_TASK TO CARRY OUT_:
Gather all lines from the material that contain "JSON".

[Stored data entries]
::::

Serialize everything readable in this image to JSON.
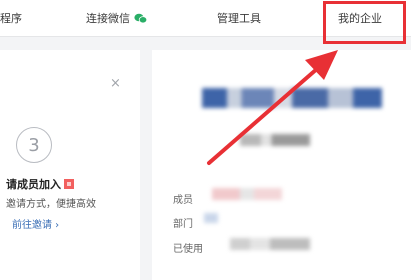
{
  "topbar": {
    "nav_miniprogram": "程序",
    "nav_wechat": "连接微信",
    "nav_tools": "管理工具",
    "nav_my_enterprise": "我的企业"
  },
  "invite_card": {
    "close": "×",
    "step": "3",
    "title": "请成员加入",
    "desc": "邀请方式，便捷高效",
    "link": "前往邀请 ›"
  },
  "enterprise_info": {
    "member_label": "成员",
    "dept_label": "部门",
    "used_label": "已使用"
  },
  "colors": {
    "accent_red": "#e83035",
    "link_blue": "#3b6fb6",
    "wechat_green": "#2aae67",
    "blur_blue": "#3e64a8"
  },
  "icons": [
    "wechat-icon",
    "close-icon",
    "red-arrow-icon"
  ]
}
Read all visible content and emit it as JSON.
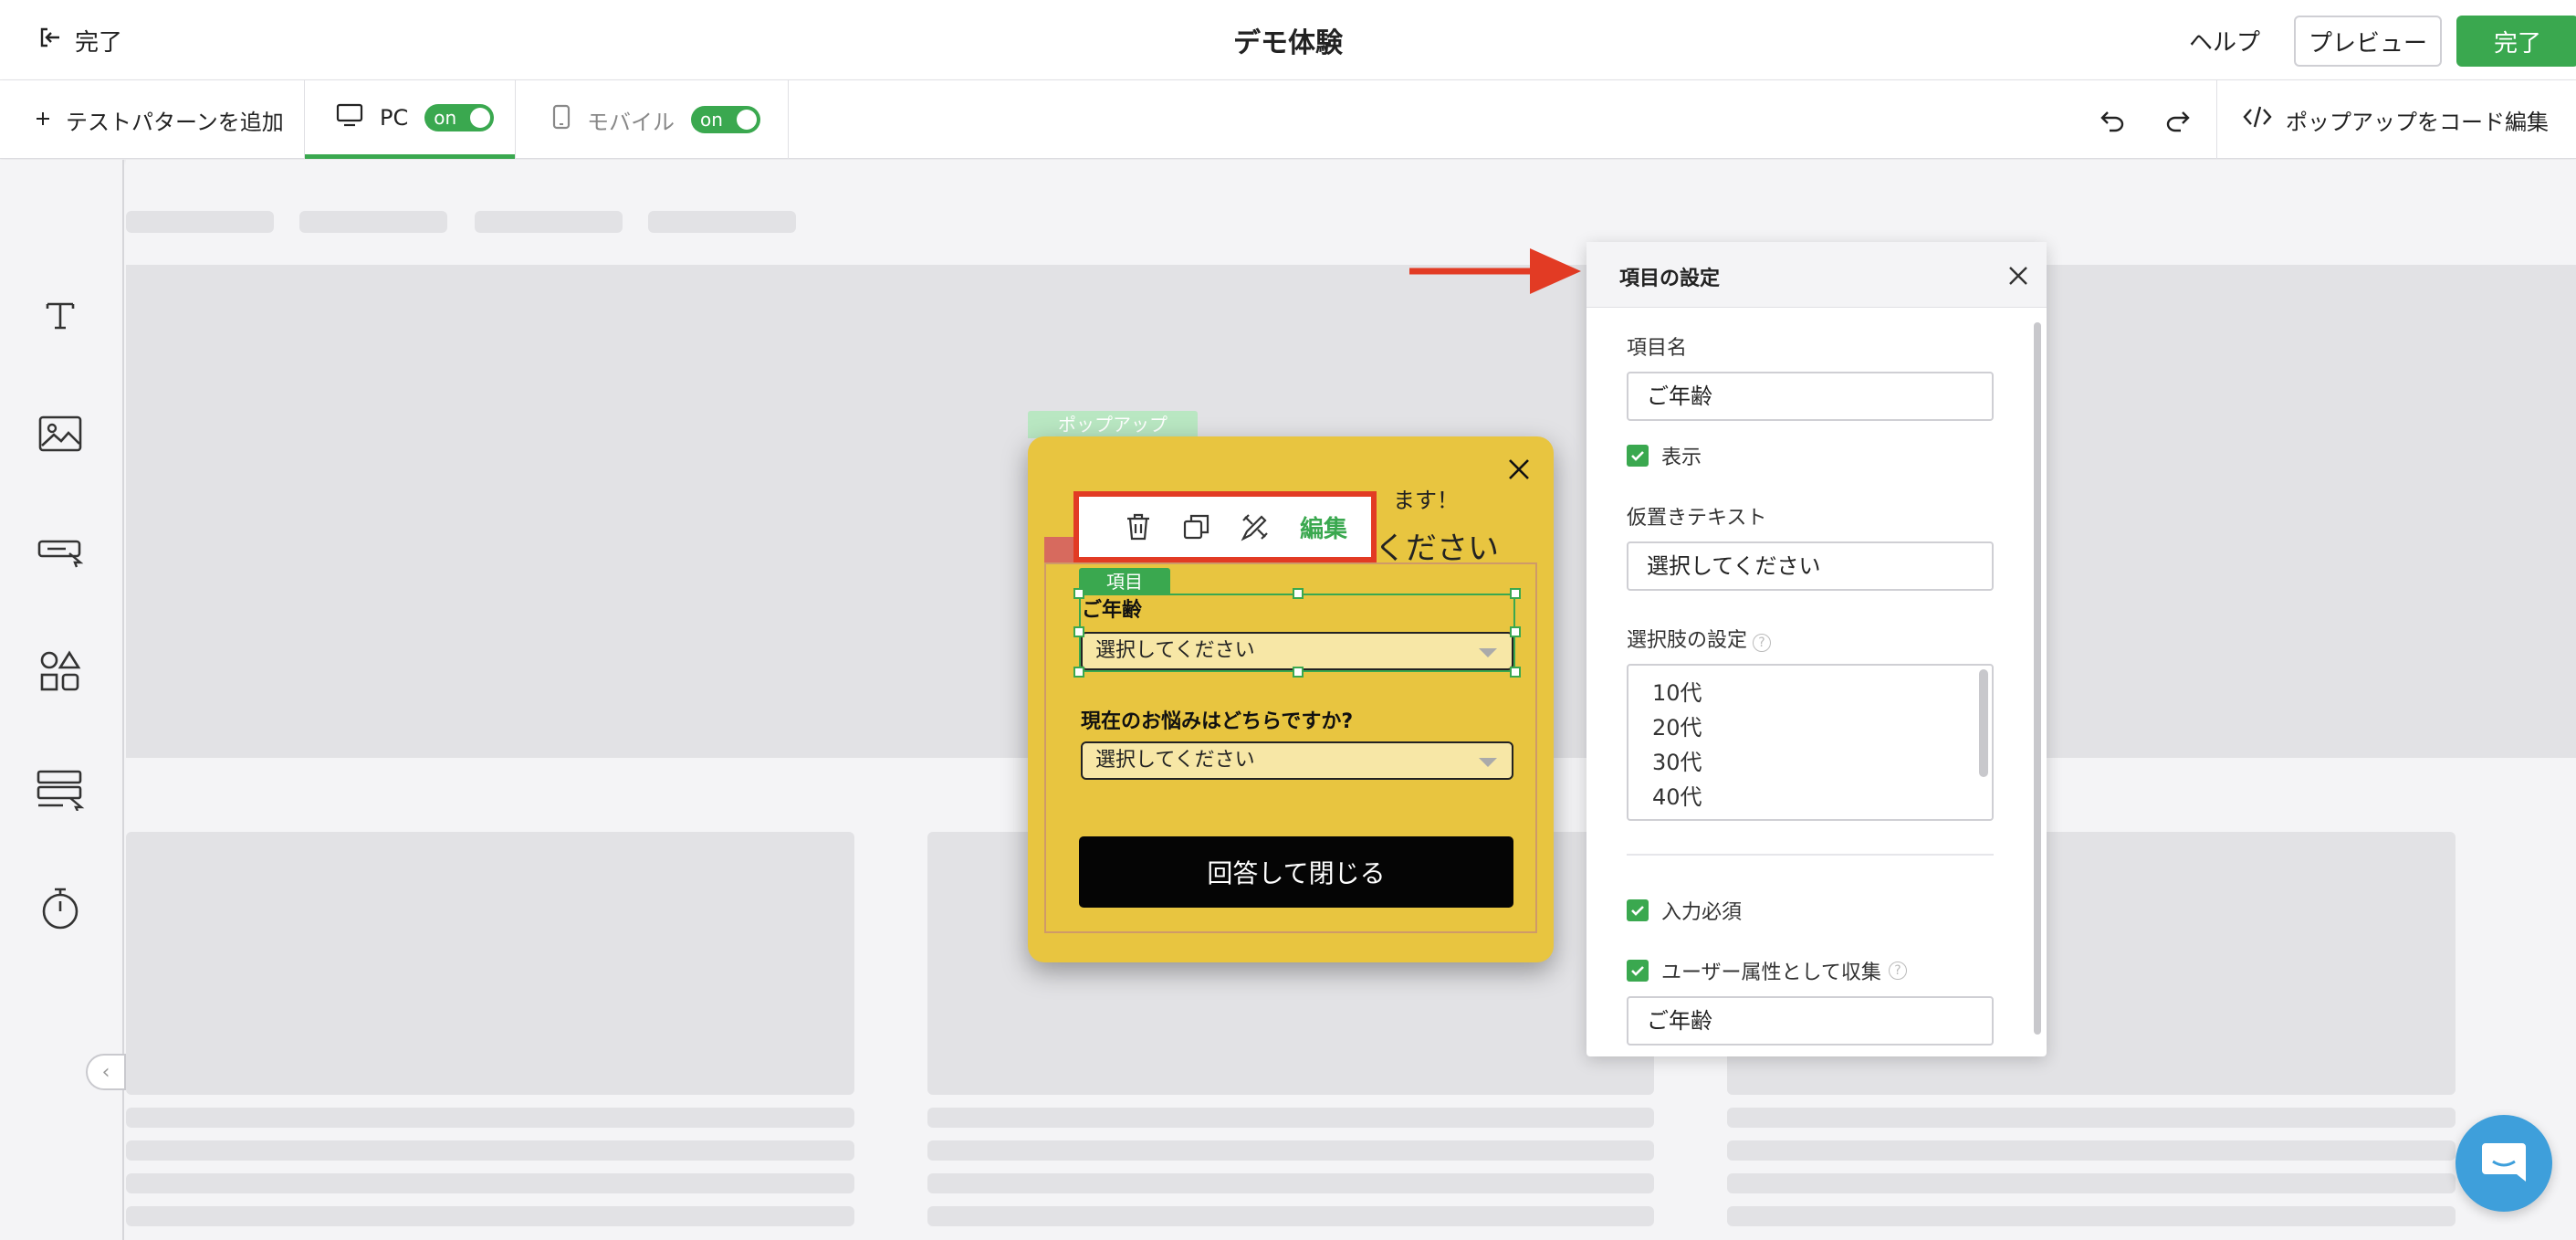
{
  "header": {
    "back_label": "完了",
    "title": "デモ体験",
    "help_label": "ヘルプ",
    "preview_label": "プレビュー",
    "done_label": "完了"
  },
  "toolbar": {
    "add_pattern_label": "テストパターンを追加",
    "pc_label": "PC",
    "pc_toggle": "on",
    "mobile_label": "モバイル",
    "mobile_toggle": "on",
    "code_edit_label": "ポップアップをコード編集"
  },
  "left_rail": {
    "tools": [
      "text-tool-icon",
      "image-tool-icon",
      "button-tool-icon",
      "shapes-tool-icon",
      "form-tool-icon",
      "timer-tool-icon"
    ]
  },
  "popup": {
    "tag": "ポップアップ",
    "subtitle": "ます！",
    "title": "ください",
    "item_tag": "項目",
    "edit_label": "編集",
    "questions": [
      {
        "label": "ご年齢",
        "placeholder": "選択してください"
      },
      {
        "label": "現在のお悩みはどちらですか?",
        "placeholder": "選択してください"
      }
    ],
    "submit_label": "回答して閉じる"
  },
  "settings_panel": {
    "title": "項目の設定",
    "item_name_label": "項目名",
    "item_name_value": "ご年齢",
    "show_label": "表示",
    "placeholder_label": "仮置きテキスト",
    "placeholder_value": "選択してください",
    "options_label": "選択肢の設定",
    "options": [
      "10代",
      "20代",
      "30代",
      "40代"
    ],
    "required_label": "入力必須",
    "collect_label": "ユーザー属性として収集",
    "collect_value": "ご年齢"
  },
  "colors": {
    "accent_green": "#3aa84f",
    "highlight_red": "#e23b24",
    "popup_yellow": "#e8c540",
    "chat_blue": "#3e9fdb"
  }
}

::::

_SOLUTION BELOW_:
Serialize everything readable in this image to JSON.
Read all visible content and emit it as JSON.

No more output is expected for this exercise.